■ Problem description
Below is a listing to transcribe in full and exactly; keep the pictures out.

---------- Material provided

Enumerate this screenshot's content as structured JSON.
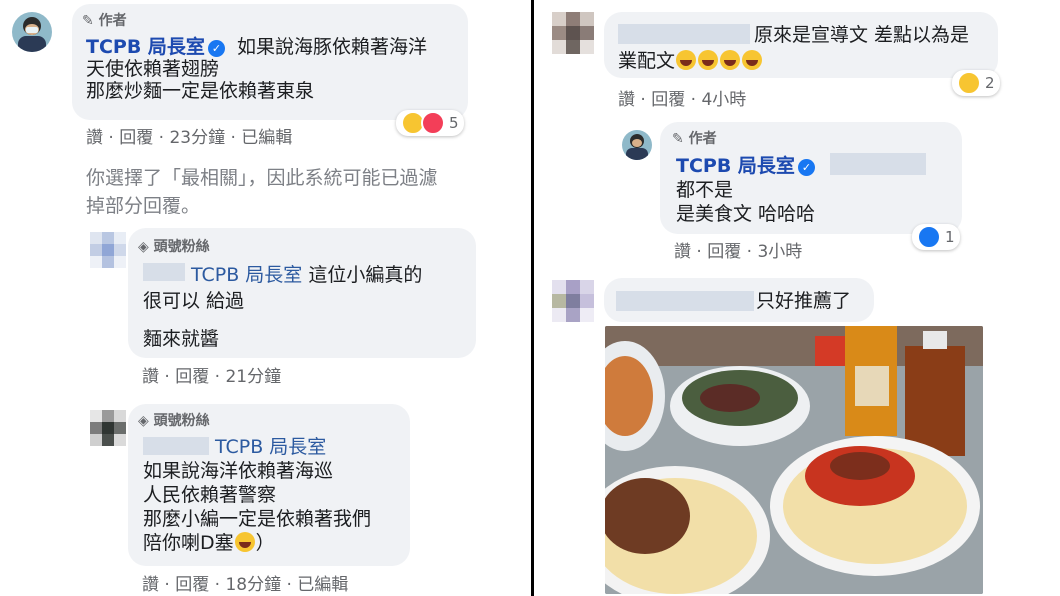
{
  "left": {
    "comment1": {
      "role": "作者",
      "author": "TCPB 局長室",
      "lines": [
        "如果說海豚依賴著海洋",
        "天使依賴著翅膀",
        "那麼炒麵一定是依賴著東泉"
      ],
      "reaction_count": "5",
      "actions": {
        "like": "讚",
        "reply": "回覆",
        "time": "23分鐘",
        "edited": "已編輯"
      }
    },
    "filter_notice": [
      "你選擇了「最相關」，因此系統可能已過濾",
      "掉部分回覆。"
    ],
    "reply1": {
      "role": "頭號粉絲",
      "tag": "TCPB 局長室",
      "lines": [
        "這位小編真的",
        "很可以 給過",
        "麵來就醬"
      ],
      "actions": {
        "like": "讚",
        "reply": "回覆",
        "time": "21分鐘"
      }
    },
    "reply2": {
      "role": "頭號粉絲",
      "tag": "TCPB 局長室",
      "lines": [
        "如果說海洋依賴著海巡",
        "人民依賴著警察",
        "那麼小編一定是依賴著我們",
        "陪你喇D塞",
        "）"
      ],
      "actions": {
        "like": "讚",
        "reply": "回覆",
        "time": "18分鐘",
        "edited": "已編輯"
      }
    }
  },
  "right": {
    "comment2": {
      "lines": [
        "原來是宣導文 差點以為是",
        "業配文"
      ],
      "reaction_count": "2",
      "actions": {
        "like": "讚",
        "reply": "回覆",
        "time": "4小時"
      }
    },
    "reply3": {
      "role": "作者",
      "author": "TCPB 局長室",
      "lines": [
        "都不是",
        "是美食文 哈哈哈"
      ],
      "reaction_count": "1",
      "actions": {
        "like": "讚",
        "reply": "回覆",
        "time": "3小時"
      }
    },
    "comment3": {
      "text": "只好推薦了",
      "photo_alt": "food photo"
    }
  },
  "separator": "·",
  "colors": {
    "bubble": "#f0f2f5",
    "name_blue": "#1d4ab0",
    "meta_gray": "#65676b",
    "verified_blue": "#1877f2"
  },
  "icons": {
    "pen": "pencil-icon",
    "diamond": "diamond-icon",
    "verified": "verified-badge-icon"
  }
}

--------------------

■ Answer to the problem
Enumerate this screenshot's content as structured JSON.
{
  "left": {
    "comment1": {
      "role": "作者",
      "author": "TCPB 局長室",
      "lines": [
        "如果說海豚依賴著海洋",
        "天使依賴著翅膀",
        "那麼炒麵一定是依賴著東泉"
      ],
      "reaction_count": "5",
      "actions": {
        "like": "讚",
        "reply": "回覆",
        "time": "23分鐘",
        "edited": "已編輯"
      }
    },
    "filter_notice": [
      "你選擇了「最相關」，因此系統可能已過濾",
      "掉部分回覆。"
    ],
    "reply1": {
      "role": "頭號粉絲",
      "tag": "TCPB 局長室",
      "lines": [
        "這位小編真的",
        "很可以 給過",
        "麵來就醬"
      ],
      "actions": {
        "like": "讚",
        "reply": "回覆",
        "time": "21分鐘"
      }
    },
    "reply2": {
      "role": "頭號粉絲",
      "tag": "TCPB 局長室",
      "lines": [
        "如果說海洋依賴著海巡",
        "人民依賴著警察",
        "那麼小編一定是依賴著我們",
        "陪你喇D塞",
        "）"
      ],
      "actions": {
        "like": "讚",
        "reply": "回覆",
        "time": "18分鐘",
        "edited": "已編輯"
      }
    }
  },
  "right": {
    "comment2": {
      "lines": [
        "原來是宣導文 差點以為是",
        "業配文"
      ],
      "reaction_count": "2",
      "actions": {
        "like": "讚",
        "reply": "回覆",
        "time": "4小時"
      }
    },
    "reply3": {
      "role": "作者",
      "author": "TCPB 局長室",
      "lines": [
        "都不是",
        "是美食文 哈哈哈"
      ],
      "reaction_count": "1",
      "actions": {
        "like": "讚",
        "reply": "回覆",
        "time": "3小時"
      }
    },
    "comment3": {
      "text": "只好推薦了",
      "photo_alt": "food photo"
    }
  },
  "separator": "·",
  "colors": {
    "bubble": "#f0f2f5",
    "name_blue": "#1d4ab0",
    "meta_gray": "#65676b",
    "verified_blue": "#1877f2"
  },
  "icons": {
    "pen": "pencil-icon",
    "diamond": "diamond-icon",
    "verified": "verified-badge-icon"
  }
}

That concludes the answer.